◆ PROBLEM: Below are records. Copy every line with "background" in it.

◆ SUPPLIED DATA:
>> Start

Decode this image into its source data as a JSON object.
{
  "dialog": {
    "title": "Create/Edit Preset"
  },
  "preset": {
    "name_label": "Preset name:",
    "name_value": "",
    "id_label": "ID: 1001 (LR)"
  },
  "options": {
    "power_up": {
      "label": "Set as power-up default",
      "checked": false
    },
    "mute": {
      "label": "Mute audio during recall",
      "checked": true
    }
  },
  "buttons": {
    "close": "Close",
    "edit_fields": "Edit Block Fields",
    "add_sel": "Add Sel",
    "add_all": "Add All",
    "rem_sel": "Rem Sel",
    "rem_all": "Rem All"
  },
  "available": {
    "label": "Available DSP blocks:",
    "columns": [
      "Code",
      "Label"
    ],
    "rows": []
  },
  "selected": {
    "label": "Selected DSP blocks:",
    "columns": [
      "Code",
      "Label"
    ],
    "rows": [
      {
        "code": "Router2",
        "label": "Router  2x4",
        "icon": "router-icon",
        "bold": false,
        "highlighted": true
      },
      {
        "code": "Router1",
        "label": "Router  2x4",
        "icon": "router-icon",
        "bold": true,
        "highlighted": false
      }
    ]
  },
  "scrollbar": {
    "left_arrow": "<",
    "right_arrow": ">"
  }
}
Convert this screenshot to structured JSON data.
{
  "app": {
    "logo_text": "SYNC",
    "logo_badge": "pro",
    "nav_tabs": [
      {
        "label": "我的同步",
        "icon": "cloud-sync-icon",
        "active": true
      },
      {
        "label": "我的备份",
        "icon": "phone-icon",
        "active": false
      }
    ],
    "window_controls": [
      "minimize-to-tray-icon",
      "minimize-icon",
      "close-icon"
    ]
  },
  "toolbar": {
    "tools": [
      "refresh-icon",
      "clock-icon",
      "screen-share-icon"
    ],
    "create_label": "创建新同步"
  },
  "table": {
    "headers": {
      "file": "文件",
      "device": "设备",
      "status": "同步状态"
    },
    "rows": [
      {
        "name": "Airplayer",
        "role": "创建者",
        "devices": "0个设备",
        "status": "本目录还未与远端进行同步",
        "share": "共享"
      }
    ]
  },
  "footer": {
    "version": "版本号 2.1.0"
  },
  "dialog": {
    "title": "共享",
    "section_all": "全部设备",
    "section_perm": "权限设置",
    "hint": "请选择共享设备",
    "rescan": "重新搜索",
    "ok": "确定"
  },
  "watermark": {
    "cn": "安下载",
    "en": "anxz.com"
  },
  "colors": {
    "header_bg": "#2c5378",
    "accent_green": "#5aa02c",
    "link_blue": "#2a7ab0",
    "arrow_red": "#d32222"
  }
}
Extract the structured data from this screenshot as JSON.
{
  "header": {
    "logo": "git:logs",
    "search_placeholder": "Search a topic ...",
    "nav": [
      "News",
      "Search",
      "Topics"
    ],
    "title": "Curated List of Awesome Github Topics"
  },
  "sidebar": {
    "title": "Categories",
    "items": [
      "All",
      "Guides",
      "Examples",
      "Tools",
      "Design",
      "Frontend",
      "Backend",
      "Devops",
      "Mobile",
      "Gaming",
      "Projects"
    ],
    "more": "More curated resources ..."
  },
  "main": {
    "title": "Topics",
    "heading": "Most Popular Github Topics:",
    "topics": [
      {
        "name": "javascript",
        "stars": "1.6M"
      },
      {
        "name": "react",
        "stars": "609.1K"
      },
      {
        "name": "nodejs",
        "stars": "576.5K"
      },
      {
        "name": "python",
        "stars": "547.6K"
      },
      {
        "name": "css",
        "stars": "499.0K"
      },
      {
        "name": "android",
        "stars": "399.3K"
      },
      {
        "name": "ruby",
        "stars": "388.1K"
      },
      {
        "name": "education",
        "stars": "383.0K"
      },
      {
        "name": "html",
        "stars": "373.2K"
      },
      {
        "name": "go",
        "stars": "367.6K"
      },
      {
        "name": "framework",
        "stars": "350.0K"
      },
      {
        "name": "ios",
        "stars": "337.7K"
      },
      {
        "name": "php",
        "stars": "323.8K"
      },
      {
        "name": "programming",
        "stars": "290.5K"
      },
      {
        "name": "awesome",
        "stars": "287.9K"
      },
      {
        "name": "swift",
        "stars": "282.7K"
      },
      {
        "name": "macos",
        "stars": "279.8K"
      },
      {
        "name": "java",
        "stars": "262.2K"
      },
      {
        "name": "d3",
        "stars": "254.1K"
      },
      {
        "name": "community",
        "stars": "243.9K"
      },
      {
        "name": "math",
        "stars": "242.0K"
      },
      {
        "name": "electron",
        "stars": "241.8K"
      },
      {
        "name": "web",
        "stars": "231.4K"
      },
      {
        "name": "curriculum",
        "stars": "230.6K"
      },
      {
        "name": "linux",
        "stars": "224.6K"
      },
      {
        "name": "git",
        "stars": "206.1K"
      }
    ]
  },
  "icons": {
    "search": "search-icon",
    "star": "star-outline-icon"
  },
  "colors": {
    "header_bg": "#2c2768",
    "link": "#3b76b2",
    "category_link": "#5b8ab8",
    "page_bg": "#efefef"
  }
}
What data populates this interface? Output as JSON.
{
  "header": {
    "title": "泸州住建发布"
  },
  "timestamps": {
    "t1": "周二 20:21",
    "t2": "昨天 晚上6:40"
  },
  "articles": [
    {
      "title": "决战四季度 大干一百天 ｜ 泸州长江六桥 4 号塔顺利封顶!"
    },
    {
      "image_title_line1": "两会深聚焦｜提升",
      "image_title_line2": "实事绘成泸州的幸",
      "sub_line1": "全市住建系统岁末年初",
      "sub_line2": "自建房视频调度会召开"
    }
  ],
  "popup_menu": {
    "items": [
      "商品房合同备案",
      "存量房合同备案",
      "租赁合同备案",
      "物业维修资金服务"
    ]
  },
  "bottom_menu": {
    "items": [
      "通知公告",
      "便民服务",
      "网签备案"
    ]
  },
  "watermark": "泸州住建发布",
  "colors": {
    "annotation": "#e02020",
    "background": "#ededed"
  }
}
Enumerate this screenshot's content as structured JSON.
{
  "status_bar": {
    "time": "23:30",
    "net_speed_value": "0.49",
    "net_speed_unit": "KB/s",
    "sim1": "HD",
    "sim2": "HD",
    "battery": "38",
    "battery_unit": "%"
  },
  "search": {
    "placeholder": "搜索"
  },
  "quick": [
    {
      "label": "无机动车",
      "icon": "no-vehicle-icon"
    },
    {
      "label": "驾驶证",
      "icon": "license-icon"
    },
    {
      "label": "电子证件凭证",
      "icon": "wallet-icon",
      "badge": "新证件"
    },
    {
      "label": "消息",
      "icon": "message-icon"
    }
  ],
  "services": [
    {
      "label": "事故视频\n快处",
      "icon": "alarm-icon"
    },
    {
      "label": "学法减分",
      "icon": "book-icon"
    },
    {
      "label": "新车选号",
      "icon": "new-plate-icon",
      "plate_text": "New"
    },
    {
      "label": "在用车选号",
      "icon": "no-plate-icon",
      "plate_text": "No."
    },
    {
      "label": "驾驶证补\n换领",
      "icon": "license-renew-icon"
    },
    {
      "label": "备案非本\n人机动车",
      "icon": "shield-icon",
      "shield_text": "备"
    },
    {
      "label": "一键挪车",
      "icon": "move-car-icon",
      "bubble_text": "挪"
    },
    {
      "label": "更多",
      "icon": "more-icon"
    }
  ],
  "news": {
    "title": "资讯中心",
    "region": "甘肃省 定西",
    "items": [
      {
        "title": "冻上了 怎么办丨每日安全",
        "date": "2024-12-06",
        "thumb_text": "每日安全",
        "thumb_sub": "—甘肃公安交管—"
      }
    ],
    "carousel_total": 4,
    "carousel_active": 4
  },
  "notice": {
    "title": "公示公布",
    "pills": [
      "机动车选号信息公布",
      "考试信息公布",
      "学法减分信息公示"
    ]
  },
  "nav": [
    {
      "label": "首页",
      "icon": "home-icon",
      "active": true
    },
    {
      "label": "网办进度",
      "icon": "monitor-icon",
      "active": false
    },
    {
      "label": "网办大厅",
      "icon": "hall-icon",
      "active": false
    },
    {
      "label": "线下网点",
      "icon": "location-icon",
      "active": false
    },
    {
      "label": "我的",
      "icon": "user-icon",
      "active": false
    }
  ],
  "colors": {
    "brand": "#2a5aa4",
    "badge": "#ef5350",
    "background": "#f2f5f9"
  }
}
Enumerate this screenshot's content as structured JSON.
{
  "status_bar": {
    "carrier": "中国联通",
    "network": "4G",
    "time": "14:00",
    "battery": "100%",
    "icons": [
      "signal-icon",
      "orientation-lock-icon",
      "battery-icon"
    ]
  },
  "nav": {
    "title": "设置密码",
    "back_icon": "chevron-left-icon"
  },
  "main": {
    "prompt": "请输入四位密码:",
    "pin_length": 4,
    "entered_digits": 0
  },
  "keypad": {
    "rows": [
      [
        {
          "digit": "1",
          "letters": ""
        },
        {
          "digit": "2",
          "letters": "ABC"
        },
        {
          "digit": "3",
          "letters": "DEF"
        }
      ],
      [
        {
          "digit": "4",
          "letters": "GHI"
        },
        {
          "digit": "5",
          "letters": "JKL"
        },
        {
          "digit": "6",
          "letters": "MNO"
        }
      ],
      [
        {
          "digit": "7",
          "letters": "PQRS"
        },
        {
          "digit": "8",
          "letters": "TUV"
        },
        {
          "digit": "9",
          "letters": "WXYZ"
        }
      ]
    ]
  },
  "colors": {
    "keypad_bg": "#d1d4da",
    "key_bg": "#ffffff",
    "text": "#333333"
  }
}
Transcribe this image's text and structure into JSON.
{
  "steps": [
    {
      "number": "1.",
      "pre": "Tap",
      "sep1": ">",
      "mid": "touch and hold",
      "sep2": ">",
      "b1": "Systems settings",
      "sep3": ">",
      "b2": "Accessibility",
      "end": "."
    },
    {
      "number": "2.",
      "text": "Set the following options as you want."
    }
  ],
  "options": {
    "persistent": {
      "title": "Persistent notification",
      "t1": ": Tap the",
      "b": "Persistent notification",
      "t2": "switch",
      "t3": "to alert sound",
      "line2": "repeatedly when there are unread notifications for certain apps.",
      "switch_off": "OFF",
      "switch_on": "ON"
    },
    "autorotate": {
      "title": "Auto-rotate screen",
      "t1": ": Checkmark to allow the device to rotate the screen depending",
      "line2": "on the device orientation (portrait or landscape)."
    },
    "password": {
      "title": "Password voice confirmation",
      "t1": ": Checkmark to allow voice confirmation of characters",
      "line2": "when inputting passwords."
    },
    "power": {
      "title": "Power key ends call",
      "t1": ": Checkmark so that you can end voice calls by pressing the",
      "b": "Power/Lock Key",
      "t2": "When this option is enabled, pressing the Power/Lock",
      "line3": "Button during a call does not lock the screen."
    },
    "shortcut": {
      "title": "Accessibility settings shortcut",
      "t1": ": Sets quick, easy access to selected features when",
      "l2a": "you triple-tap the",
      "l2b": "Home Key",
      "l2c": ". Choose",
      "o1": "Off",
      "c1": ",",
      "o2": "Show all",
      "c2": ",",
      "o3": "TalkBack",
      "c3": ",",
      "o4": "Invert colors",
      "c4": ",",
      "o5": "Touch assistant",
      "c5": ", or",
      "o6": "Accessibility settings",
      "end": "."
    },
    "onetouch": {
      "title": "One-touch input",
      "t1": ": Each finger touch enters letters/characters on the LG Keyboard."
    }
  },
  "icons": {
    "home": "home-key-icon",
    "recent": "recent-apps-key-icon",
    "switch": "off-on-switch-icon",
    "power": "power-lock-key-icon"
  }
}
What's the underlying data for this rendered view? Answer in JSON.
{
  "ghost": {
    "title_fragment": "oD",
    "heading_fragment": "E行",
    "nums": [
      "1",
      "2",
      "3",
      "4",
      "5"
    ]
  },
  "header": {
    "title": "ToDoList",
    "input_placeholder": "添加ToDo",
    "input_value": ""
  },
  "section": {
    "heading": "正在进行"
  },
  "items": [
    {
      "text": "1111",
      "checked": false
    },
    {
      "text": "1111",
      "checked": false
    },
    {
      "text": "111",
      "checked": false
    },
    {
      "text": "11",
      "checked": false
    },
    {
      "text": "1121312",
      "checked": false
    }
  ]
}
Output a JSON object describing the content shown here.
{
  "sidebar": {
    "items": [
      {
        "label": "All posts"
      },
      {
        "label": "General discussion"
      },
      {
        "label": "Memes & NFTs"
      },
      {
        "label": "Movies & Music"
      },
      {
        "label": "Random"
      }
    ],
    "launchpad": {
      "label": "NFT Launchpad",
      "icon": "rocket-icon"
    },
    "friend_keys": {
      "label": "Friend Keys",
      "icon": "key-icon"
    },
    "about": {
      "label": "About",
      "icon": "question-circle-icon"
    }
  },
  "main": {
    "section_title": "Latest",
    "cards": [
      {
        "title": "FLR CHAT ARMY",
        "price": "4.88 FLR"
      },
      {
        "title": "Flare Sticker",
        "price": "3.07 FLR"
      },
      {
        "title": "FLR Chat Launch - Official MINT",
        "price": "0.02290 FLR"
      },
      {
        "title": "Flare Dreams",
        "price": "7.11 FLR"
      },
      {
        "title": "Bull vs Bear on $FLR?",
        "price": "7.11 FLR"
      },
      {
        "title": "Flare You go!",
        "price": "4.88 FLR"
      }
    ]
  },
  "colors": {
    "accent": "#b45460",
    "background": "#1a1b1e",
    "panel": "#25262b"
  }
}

>> End

◆ ANSWER TO THE TASK:
    "background": "#ededed"
    "background": "#f2f5f9"
    "background": "#1a1b1e",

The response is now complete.